> [TO BE DONE] Skip every image and restate the data word for word.

***** INPUT ROWS

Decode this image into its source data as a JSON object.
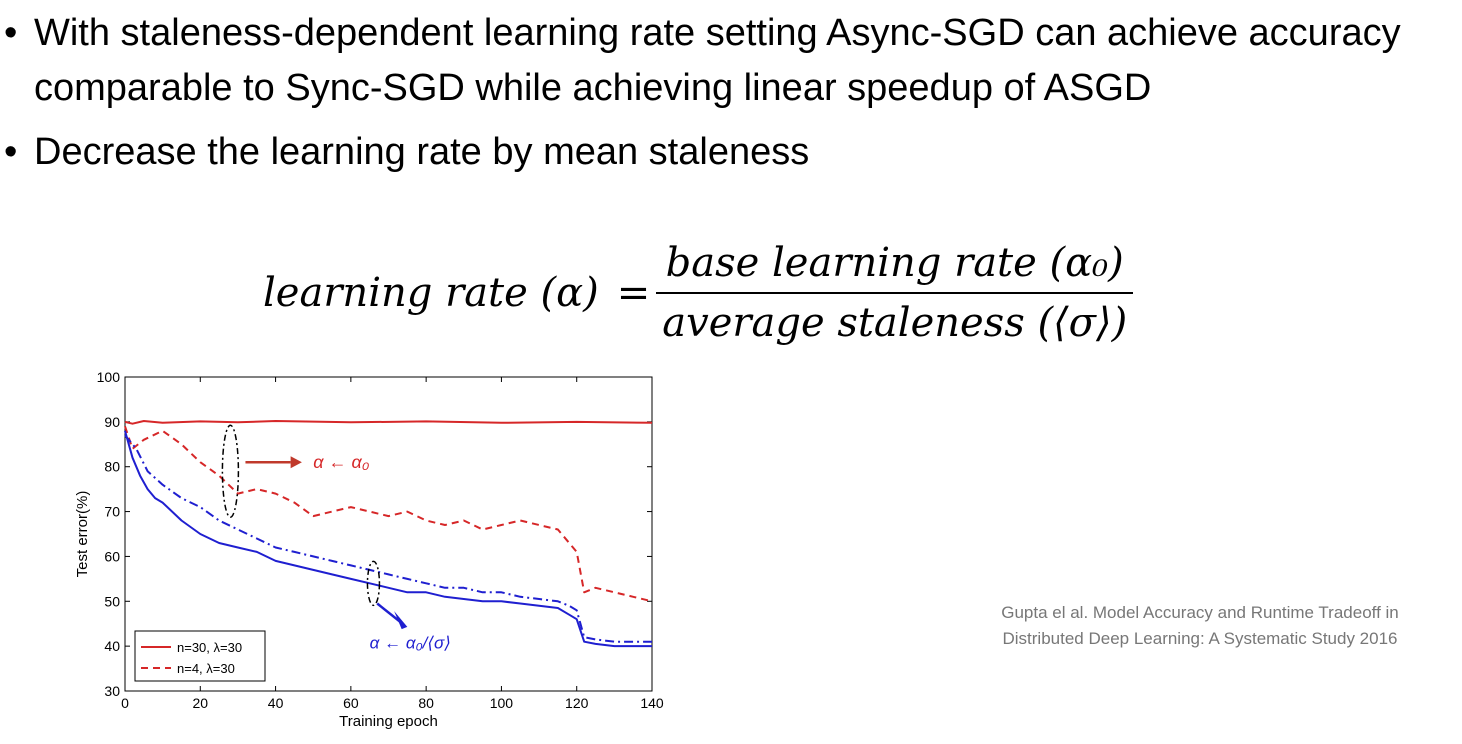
{
  "slide": {
    "bullets": [
      "With staleness-dependent learning rate setting Async-SGD can achieve accuracy comparable to Sync-SGD while achieving linear speedup of ASGD",
      "Decrease the learning rate by mean staleness"
    ],
    "formula": {
      "lhs": "learning rate (α)",
      "equals": "=",
      "numerator": "base learning rate (α₀)",
      "denominator": "average staleness (⟨σ⟩)"
    },
    "citation": [
      "Gupta el al. Model Accuracy and Runtime Tradeoff in",
      "Distributed Deep Learning: A Systematic Study 2016"
    ]
  },
  "colors": {
    "red": "#d62728",
    "blue": "#1f1fd0",
    "arrow_red": "#c0392b"
  },
  "chart_data": {
    "type": "line",
    "xlabel": "Training epoch",
    "ylabel": "Test error(%)",
    "xlim": [
      0,
      140
    ],
    "ylim": [
      30,
      100
    ],
    "xticks": [
      0,
      20,
      40,
      60,
      80,
      100,
      120,
      140
    ],
    "yticks": [
      30,
      40,
      50,
      60,
      70,
      80,
      90,
      100
    ],
    "grid": false,
    "legend_position": "bottom-left",
    "legend": [
      "n=30, λ=30",
      "n=4, λ=30"
    ],
    "annotations": [
      {
        "text": "α ← α₀",
        "color": "red"
      },
      {
        "text": "α ← α₀/⟨σ⟩",
        "color": "blue"
      }
    ],
    "series": [
      {
        "name": "n=30, λ=30",
        "color": "red",
        "style": "solid",
        "x": [
          0,
          2,
          5,
          10,
          20,
          30,
          40,
          60,
          80,
          100,
          120,
          140
        ],
        "y": [
          90,
          89.6,
          90.2,
          89.8,
          90.1,
          89.9,
          90.2,
          89.9,
          90.1,
          89.8,
          90,
          89.8
        ]
      },
      {
        "name": "n=4, λ=30",
        "color": "red",
        "style": "dashed",
        "x": [
          0,
          2,
          5,
          10,
          15,
          20,
          25,
          30,
          35,
          40,
          45,
          50,
          55,
          60,
          65,
          70,
          75,
          80,
          85,
          90,
          95,
          100,
          105,
          110,
          115,
          118,
          120,
          122,
          125,
          130,
          135,
          140
        ],
        "y": [
          89,
          84,
          86,
          88,
          85,
          81,
          78,
          74,
          75,
          74,
          72,
          69,
          70,
          71,
          70,
          69,
          70,
          68,
          67,
          68,
          66,
          67,
          68,
          67,
          66,
          63,
          61,
          52,
          53,
          52,
          51,
          50
        ]
      },
      {
        "name": "",
        "color": "blue",
        "style": "solid",
        "x": [
          0,
          2,
          4,
          6,
          8,
          10,
          15,
          20,
          25,
          30,
          35,
          40,
          45,
          50,
          55,
          60,
          65,
          70,
          75,
          80,
          85,
          90,
          95,
          100,
          105,
          110,
          115,
          118,
          120,
          122,
          125,
          130,
          135,
          140
        ],
        "y": [
          88,
          82,
          78,
          75,
          73,
          72,
          68,
          65,
          63,
          62,
          61,
          59,
          58,
          57,
          56,
          55,
          54,
          53,
          52,
          52,
          51,
          50.5,
          50,
          50,
          49.5,
          49,
          48.5,
          47,
          46,
          41,
          40.5,
          40,
          40,
          40
        ]
      },
      {
        "name": "",
        "color": "blue",
        "style": "dashdot",
        "x": [
          0,
          3,
          6,
          10,
          15,
          20,
          25,
          30,
          35,
          40,
          45,
          50,
          55,
          60,
          65,
          70,
          75,
          80,
          85,
          90,
          95,
          100,
          105,
          110,
          115,
          118,
          120,
          122,
          125,
          130,
          135,
          140
        ],
        "y": [
          87,
          84,
          79,
          76,
          73,
          71,
          68,
          66,
          64,
          62,
          61,
          60,
          59,
          58,
          57,
          56,
          55,
          54,
          53,
          53,
          52,
          52,
          51,
          50.5,
          50,
          49,
          48,
          42,
          41.5,
          41,
          41,
          41
        ]
      }
    ]
  }
}
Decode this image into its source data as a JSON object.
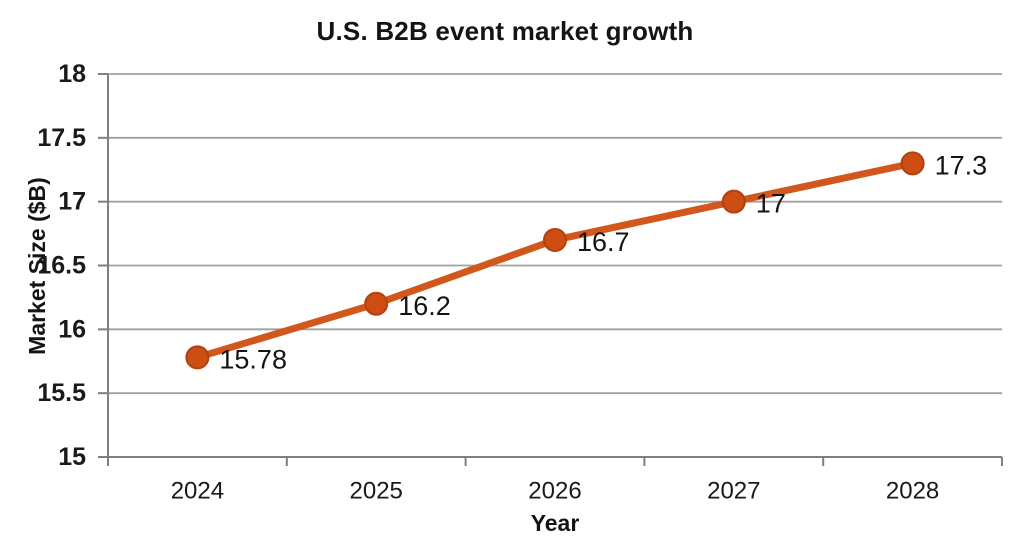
{
  "page": {
    "background": "#ffffff"
  },
  "chart_data": {
    "type": "line",
    "title": "U.S. B2B event market growth",
    "xlabel": "Year",
    "ylabel": "Market Size ($B)",
    "categories": [
      "2024",
      "2025",
      "2026",
      "2027",
      "2028"
    ],
    "series": [
      {
        "name": "Market Size ($B)",
        "values": [
          15.78,
          16.2,
          16.7,
          17,
          17.3
        ]
      }
    ],
    "data_labels": [
      "15.78",
      "16.2",
      "16.7",
      "17",
      "17.3"
    ],
    "ylim": [
      15,
      18
    ],
    "y_tick_step": 0.5,
    "y_ticks": [
      15,
      15.5,
      16,
      16.5,
      17,
      17.5,
      18
    ],
    "y_tick_labels": [
      "15",
      "15.5",
      "16",
      "16.5",
      "17",
      "17.5",
      "18"
    ],
    "grid": "horizontal-only",
    "legend": "none",
    "colors": {
      "line": "#d2571c",
      "marker_fill": "#cd4d12",
      "marker_stroke": "#b04210",
      "gridline": "#a0a0a0",
      "axis": "#7f7f7f",
      "text": "#141414",
      "tick_text": "#1a1a1a"
    }
  }
}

**********

> [EXERCISE OUTPUT]
Decode this image into its source data as a JSON object.
{
  "slide": {
    "bullets": [
      "With staleness-dependent learning rate setting Async-SGD can achieve accuracy comparable to Sync-SGD while achieving linear speedup of ASGD",
      "Decrease the learning rate by mean staleness"
    ],
    "formula": {
      "lhs": "learning rate (α)",
      "equals": "=",
      "numerator": "base learning rate (α₀)",
      "denominator": "average staleness (⟨σ⟩)"
    },
    "citation": [
      "Gupta el al. Model Accuracy and Runtime Tradeoff in",
      "Distributed Deep Learning: A Systematic Study 2016"
    ]
  },
  "colors": {
    "red": "#d62728",
    "blue": "#1f1fd0",
    "arrow_red": "#c0392b"
  },
  "chart_data": {
    "type": "line",
    "xlabel": "Training epoch",
    "ylabel": "Test error(%)",
    "xlim": [
      0,
      140
    ],
    "ylim": [
      30,
      100
    ],
    "xticks": [
      0,
      20,
      40,
      60,
      80,
      100,
      120,
      140
    ],
    "yticks": [
      30,
      40,
      50,
      60,
      70,
      80,
      90,
      100
    ],
    "grid": false,
    "legend_position": "bottom-left",
    "legend": [
      "n=30, λ=30",
      "n=4, λ=30"
    ],
    "annotations": [
      {
        "text": "α ← α₀",
        "color": "red"
      },
      {
        "text": "α ← α₀/⟨σ⟩",
        "color": "blue"
      }
    ],
    "series": [
      {
        "name": "n=30, λ=30",
        "color": "red",
        "style": "solid",
        "x": [
          0,
          2,
          5,
          10,
          20,
          30,
          40,
          60,
          80,
          100,
          120,
          140
        ],
        "y": [
          90,
          89.6,
          90.2,
          89.8,
          90.1,
          89.9,
          90.2,
          89.9,
          90.1,
          89.8,
          90,
          89.8
        ]
      },
      {
        "name": "n=4, λ=30",
        "color": "red",
        "style": "dashed",
        "x": [
          0,
          2,
          5,
          10,
          15,
          20,
          25,
          30,
          35,
          40,
          45,
          50,
          55,
          60,
          65,
          70,
          75,
          80,
          85,
          90,
          95,
          100,
          105,
          110,
          115,
          118,
          120,
          122,
          125,
          130,
          135,
          140
        ],
        "y": [
          89,
          84,
          86,
          88,
          85,
          81,
          78,
          74,
          75,
          74,
          72,
          69,
          70,
          71,
          70,
          69,
          70,
          68,
          67,
          68,
          66,
          67,
          68,
          67,
          66,
          63,
          61,
          52,
          53,
          52,
          51,
          50
        ]
      },
      {
        "name": "",
        "color": "blue",
        "style": "solid",
        "x": [
          0,
          2,
          4,
          6,
          8,
          10,
          15,
          20,
          25,
          30,
          35,
          40,
          45,
          50,
          55,
          60,
          65,
          70,
          75,
          80,
          85,
          90,
          95,
          100,
          105,
          110,
          115,
          118,
          120,
          122,
          125,
          130,
          135,
          140
        ],
        "y": [
          88,
          82,
          78,
          75,
          73,
          72,
          68,
          65,
          63,
          62,
          61,
          59,
          58,
          57,
          56,
          55,
          54,
          53,
          52,
          52,
          51,
          50.5,
          50,
          50,
          49.5,
          49,
          48.5,
          47,
          46,
          41,
          40.5,
          40,
          40,
          40
        ]
      },
      {
        "name": "",
        "color": "blue",
        "style": "dashdot",
        "x": [
          0,
          3,
          6,
          10,
          15,
          20,
          25,
          30,
          35,
          40,
          45,
          50,
          55,
          60,
          65,
          70,
          75,
          80,
          85,
          90,
          95,
          100,
          105,
          110,
          115,
          118,
          120,
          122,
          125,
          130,
          135,
          140
        ],
        "y": [
          87,
          84,
          79,
          76,
          73,
          71,
          68,
          66,
          64,
          62,
          61,
          60,
          59,
          58,
          57,
          56,
          55,
          54,
          53,
          53,
          52,
          52,
          51,
          50.5,
          50,
          49,
          48,
          42,
          41.5,
          41,
          41,
          41
        ]
      }
    ]
  }
}
Decode this image into its source data as a JSON object.
{
  "page": {
    "background": "#ffffff"
  },
  "chart_data": {
    "type": "line",
    "title": "U.S. B2B event market growth",
    "xlabel": "Year",
    "ylabel": "Market Size ($B)",
    "categories": [
      "2024",
      "2025",
      "2026",
      "2027",
      "2028"
    ],
    "series": [
      {
        "name": "Market Size ($B)",
        "values": [
          15.78,
          16.2,
          16.7,
          17,
          17.3
        ]
      }
    ],
    "data_labels": [
      "15.78",
      "16.2",
      "16.7",
      "17",
      "17.3"
    ],
    "ylim": [
      15,
      18
    ],
    "y_tick_step": 0.5,
    "y_ticks": [
      15,
      15.5,
      16,
      16.5,
      17,
      17.5,
      18
    ],
    "y_tick_labels": [
      "15",
      "15.5",
      "16",
      "16.5",
      "17",
      "17.5",
      "18"
    ],
    "grid": "horizontal-only",
    "legend": "none",
    "colors": {
      "line": "#d2571c",
      "marker_fill": "#cd4d12",
      "marker_stroke": "#b04210",
      "gridline": "#a0a0a0",
      "axis": "#7f7f7f",
      "text": "#141414",
      "tick_text": "#1a1a1a"
    }
  }
}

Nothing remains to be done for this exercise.